INPUT ROWS
+ + + + +
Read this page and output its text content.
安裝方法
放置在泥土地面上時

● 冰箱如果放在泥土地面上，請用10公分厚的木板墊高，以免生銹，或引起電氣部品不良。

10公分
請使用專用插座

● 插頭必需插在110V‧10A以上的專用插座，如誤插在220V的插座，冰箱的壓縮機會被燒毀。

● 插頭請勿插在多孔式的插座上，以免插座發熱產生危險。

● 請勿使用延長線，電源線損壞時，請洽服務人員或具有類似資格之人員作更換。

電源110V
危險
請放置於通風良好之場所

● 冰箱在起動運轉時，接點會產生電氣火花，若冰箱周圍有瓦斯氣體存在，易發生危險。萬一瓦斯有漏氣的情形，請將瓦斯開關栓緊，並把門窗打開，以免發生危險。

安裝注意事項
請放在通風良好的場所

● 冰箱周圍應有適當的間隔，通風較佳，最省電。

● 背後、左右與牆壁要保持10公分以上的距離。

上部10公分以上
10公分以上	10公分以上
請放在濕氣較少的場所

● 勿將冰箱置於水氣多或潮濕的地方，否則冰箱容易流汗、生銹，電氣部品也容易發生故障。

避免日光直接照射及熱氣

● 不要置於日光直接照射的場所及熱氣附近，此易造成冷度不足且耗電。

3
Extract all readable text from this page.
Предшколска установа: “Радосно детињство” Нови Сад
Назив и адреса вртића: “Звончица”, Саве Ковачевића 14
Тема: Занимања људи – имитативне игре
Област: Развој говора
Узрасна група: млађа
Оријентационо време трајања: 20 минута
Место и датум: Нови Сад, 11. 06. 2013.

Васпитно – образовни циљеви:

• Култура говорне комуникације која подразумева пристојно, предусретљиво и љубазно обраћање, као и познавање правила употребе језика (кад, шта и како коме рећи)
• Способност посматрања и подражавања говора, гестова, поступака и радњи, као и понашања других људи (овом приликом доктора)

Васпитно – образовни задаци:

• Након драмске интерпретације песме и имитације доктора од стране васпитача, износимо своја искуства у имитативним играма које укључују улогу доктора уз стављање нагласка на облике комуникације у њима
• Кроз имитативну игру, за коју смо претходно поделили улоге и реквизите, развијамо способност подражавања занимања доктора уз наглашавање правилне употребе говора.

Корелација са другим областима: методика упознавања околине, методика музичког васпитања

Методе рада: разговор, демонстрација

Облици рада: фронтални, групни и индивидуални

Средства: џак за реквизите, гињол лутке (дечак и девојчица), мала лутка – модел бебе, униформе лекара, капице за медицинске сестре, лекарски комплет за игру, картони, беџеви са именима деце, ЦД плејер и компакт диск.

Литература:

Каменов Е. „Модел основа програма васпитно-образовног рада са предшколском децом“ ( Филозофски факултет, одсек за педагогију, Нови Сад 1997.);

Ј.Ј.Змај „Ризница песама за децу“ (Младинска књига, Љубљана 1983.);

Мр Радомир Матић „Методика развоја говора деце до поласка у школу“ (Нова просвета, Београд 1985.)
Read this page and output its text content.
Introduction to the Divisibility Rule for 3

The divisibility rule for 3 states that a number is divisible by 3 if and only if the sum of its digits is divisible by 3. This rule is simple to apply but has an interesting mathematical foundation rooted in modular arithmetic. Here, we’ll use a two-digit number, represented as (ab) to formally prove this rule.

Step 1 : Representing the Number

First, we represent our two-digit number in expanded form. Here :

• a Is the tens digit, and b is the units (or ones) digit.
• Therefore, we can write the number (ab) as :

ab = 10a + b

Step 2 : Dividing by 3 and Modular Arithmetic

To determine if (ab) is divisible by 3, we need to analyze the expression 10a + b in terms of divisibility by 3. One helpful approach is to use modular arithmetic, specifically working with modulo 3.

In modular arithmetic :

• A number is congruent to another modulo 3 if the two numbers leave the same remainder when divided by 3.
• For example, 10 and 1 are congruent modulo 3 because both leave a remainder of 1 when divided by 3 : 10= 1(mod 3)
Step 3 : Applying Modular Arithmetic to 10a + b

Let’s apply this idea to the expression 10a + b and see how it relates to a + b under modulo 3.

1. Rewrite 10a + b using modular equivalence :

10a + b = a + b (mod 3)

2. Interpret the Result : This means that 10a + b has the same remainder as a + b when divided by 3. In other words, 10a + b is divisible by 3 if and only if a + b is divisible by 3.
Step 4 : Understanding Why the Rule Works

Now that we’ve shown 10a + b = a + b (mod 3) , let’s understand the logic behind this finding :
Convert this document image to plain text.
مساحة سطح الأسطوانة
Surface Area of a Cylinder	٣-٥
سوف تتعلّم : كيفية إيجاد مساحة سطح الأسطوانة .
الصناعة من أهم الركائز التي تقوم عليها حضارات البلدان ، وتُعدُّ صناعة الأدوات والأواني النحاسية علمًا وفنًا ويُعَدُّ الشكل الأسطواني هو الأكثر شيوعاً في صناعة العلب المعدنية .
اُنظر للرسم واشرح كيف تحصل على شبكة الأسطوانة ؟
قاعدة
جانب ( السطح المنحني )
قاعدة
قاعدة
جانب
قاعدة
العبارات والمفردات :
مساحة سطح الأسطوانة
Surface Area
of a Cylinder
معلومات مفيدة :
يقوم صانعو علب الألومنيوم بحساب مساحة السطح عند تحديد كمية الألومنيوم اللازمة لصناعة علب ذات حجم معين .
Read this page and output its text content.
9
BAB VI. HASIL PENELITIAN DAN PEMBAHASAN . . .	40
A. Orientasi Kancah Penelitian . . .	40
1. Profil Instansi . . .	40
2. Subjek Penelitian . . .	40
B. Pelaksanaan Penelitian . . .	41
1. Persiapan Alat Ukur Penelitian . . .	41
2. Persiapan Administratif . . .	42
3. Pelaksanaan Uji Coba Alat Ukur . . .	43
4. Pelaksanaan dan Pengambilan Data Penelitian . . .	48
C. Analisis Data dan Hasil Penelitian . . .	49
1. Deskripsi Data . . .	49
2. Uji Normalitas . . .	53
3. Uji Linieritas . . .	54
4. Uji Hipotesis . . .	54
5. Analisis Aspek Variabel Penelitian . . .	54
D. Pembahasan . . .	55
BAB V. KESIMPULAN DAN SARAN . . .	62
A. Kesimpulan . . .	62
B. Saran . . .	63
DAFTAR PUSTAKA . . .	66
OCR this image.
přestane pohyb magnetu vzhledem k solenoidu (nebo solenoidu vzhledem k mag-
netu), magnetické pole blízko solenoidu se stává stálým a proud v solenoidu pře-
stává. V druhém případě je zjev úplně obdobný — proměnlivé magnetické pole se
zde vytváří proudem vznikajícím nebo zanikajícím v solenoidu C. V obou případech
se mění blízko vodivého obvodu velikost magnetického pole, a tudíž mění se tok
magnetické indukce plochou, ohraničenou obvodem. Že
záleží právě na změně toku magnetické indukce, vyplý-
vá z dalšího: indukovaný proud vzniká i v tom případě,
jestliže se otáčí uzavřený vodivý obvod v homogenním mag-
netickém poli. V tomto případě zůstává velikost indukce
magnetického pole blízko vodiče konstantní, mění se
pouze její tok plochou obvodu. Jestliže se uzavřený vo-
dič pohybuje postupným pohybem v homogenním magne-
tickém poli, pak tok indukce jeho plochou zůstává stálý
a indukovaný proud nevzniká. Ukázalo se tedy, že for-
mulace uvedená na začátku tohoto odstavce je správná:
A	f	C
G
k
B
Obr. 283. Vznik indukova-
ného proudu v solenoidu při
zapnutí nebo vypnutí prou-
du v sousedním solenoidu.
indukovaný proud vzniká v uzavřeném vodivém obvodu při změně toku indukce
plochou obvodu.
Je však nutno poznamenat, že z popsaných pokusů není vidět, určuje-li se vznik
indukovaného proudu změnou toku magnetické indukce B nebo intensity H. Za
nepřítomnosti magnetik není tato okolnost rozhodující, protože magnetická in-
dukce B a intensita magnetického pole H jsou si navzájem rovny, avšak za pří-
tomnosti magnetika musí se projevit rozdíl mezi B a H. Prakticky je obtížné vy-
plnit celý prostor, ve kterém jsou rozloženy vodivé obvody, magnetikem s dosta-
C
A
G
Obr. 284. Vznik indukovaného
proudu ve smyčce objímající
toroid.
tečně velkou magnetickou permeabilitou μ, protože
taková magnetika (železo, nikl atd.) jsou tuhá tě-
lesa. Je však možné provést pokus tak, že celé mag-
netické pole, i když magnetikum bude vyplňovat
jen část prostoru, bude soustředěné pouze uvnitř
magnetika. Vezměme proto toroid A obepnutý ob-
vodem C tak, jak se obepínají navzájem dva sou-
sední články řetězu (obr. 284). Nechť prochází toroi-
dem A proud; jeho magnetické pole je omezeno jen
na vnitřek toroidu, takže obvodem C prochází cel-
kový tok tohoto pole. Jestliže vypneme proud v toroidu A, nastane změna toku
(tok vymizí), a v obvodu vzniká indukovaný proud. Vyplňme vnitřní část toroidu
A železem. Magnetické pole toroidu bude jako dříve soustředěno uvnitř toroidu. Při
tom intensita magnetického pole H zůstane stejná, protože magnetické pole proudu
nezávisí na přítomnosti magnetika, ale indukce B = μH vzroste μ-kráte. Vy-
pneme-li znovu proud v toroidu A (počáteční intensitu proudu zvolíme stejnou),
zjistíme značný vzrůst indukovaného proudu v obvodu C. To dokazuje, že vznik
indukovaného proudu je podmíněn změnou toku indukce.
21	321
+ + + + +
From the data, list each line in which the string "prochází" appears.

ANSWER TO THIS EXERCISE
sední články řetězu (obr. 284). Nechť prochází toroi-
na vnitřek toroidu, takže obvodem C prochází cel-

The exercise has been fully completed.